(Direction): Below are records. Copy every line with "ylabel" in it.
-- START Records shown --
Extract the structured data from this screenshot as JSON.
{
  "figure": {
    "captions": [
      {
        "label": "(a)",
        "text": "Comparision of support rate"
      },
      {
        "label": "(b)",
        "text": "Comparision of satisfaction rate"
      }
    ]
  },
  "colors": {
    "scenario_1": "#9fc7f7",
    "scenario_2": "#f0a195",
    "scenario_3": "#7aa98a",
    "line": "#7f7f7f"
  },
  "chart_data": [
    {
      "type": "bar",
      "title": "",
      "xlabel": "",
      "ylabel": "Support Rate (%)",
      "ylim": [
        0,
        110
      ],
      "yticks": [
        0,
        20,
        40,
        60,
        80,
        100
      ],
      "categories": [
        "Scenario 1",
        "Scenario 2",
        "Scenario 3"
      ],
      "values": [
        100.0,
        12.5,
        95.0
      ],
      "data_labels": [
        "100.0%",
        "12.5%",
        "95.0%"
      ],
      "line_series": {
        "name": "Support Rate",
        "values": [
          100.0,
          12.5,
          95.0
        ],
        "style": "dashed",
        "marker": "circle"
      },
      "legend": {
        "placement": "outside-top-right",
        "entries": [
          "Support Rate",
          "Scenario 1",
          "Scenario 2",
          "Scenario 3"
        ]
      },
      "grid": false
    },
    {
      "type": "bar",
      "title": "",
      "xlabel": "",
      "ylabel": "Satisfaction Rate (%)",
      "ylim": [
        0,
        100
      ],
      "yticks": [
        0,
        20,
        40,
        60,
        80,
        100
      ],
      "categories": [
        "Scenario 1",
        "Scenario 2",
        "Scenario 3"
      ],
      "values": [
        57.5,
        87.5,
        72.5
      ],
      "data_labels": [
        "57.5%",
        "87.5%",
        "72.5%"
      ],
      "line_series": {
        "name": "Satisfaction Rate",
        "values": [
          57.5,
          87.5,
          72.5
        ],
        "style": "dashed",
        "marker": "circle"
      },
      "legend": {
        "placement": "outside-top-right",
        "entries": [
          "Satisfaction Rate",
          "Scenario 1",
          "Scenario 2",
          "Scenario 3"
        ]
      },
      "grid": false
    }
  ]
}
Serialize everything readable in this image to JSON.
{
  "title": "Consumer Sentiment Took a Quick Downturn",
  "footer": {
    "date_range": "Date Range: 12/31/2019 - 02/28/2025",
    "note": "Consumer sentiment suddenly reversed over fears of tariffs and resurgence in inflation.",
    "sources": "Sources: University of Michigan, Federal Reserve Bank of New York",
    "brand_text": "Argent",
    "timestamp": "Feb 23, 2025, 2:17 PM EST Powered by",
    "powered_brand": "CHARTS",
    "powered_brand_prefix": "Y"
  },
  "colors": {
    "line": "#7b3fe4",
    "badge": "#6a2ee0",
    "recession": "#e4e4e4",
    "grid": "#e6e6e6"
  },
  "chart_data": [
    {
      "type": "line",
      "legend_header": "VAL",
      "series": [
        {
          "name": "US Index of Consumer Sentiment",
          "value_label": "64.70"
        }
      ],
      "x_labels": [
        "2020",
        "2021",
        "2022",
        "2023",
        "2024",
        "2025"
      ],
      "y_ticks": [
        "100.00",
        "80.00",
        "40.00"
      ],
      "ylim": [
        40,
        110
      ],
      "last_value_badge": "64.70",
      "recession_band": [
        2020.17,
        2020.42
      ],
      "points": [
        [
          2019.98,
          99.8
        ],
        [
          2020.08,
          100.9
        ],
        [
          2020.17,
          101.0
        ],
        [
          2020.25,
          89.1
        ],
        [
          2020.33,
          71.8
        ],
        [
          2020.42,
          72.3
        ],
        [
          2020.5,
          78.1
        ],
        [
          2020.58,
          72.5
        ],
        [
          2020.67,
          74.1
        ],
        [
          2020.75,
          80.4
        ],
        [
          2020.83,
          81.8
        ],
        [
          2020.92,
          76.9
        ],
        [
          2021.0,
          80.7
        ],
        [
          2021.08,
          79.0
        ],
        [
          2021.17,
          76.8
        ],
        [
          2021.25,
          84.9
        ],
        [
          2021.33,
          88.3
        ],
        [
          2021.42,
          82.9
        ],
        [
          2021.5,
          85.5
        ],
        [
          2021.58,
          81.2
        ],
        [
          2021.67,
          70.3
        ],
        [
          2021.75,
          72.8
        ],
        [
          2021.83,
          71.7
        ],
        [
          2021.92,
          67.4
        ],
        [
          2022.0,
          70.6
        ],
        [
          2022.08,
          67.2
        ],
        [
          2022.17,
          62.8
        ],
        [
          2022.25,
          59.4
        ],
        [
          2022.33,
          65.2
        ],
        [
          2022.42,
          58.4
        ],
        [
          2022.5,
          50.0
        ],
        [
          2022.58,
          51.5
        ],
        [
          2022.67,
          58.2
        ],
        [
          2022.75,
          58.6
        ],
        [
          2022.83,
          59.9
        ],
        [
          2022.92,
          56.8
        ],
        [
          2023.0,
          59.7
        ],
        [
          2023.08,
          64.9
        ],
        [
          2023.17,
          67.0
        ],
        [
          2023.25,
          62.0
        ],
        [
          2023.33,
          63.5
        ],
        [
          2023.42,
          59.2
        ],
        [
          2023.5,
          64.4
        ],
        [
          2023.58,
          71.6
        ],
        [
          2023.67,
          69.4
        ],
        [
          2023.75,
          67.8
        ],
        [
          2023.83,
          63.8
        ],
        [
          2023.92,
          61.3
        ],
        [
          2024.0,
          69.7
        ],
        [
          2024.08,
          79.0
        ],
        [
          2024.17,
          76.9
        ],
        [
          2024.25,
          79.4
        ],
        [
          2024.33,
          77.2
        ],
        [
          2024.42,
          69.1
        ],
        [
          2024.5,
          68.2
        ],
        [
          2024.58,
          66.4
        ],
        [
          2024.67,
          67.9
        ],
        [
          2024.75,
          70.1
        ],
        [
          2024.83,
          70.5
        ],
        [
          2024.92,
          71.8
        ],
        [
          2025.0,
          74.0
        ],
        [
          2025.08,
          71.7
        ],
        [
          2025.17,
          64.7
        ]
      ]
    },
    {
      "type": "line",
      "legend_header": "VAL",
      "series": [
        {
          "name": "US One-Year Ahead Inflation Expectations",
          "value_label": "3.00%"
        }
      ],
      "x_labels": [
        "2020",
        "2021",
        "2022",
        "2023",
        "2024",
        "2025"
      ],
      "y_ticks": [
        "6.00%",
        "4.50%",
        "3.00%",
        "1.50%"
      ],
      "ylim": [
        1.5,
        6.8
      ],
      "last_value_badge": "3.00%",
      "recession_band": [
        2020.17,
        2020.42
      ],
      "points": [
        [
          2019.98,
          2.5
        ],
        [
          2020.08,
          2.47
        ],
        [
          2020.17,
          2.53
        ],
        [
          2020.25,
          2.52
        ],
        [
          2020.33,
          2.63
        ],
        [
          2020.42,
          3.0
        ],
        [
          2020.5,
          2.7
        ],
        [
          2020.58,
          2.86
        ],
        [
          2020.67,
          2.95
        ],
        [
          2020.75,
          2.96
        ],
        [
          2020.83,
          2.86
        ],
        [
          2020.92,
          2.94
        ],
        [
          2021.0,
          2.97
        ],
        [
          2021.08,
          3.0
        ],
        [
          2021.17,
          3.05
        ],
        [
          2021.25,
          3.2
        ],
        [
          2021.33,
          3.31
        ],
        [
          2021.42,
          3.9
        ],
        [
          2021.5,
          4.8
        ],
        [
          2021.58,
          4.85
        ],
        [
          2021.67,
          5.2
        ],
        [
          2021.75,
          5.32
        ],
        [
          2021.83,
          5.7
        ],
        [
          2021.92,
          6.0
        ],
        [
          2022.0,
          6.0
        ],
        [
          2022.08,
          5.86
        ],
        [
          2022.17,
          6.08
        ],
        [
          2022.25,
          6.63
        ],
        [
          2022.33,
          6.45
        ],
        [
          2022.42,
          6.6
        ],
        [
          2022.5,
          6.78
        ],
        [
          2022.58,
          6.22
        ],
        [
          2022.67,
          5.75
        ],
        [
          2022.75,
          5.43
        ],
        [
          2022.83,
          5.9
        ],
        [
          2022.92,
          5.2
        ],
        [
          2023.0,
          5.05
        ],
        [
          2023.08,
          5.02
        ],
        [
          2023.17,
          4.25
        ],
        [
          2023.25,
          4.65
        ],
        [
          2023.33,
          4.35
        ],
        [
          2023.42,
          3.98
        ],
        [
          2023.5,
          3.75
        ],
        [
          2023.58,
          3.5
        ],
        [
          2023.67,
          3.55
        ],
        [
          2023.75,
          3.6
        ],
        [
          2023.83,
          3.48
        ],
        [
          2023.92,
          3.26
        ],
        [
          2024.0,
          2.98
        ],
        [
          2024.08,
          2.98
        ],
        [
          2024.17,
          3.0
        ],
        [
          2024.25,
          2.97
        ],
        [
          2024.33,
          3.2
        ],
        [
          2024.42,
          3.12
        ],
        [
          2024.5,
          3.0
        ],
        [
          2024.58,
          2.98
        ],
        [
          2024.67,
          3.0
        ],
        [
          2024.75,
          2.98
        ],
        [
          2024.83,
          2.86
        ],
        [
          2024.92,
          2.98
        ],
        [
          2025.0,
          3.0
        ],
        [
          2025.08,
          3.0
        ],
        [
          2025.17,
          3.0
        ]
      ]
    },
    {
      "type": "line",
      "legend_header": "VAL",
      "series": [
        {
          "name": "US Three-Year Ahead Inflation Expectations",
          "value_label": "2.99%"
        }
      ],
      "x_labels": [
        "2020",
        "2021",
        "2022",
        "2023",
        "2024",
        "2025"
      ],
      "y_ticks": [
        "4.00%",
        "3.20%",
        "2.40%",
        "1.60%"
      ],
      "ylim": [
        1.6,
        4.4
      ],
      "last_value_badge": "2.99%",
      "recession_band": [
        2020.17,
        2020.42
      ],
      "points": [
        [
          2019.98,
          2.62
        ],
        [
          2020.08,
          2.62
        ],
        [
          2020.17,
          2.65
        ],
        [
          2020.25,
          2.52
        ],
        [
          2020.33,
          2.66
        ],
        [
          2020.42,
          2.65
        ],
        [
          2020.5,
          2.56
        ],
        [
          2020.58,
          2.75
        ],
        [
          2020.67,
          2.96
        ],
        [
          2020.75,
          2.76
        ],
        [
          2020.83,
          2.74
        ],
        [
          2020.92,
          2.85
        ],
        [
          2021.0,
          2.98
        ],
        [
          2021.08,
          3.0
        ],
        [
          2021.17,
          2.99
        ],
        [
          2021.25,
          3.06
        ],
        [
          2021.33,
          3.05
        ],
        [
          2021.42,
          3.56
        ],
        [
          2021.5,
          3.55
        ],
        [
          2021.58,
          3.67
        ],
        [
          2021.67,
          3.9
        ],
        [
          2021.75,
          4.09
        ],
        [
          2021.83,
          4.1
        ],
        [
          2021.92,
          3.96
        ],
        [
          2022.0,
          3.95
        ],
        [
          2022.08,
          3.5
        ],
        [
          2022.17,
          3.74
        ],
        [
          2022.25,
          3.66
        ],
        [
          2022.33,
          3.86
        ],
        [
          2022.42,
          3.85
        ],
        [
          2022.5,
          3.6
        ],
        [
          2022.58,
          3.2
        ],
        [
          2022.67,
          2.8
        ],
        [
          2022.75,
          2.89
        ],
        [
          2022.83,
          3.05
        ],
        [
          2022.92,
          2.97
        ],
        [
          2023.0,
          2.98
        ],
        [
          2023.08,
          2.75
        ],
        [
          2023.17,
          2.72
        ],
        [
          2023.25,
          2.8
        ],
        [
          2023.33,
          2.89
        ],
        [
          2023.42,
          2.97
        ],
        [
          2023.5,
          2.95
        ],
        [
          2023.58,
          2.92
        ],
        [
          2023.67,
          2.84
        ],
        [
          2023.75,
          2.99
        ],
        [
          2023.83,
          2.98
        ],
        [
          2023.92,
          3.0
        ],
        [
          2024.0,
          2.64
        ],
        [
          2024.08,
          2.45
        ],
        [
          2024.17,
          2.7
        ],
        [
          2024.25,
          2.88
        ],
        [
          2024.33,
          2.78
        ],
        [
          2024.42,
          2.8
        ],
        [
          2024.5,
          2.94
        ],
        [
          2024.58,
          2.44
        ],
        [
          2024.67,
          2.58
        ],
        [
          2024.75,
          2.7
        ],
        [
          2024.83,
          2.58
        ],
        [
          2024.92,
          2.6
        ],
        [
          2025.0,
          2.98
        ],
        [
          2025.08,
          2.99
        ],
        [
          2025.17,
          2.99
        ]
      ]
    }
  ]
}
-- END Records shown --
(Output for this task):
      "ylabel": "Support Rate (%)",
      "ylabel": "Satisfaction Rate (%)",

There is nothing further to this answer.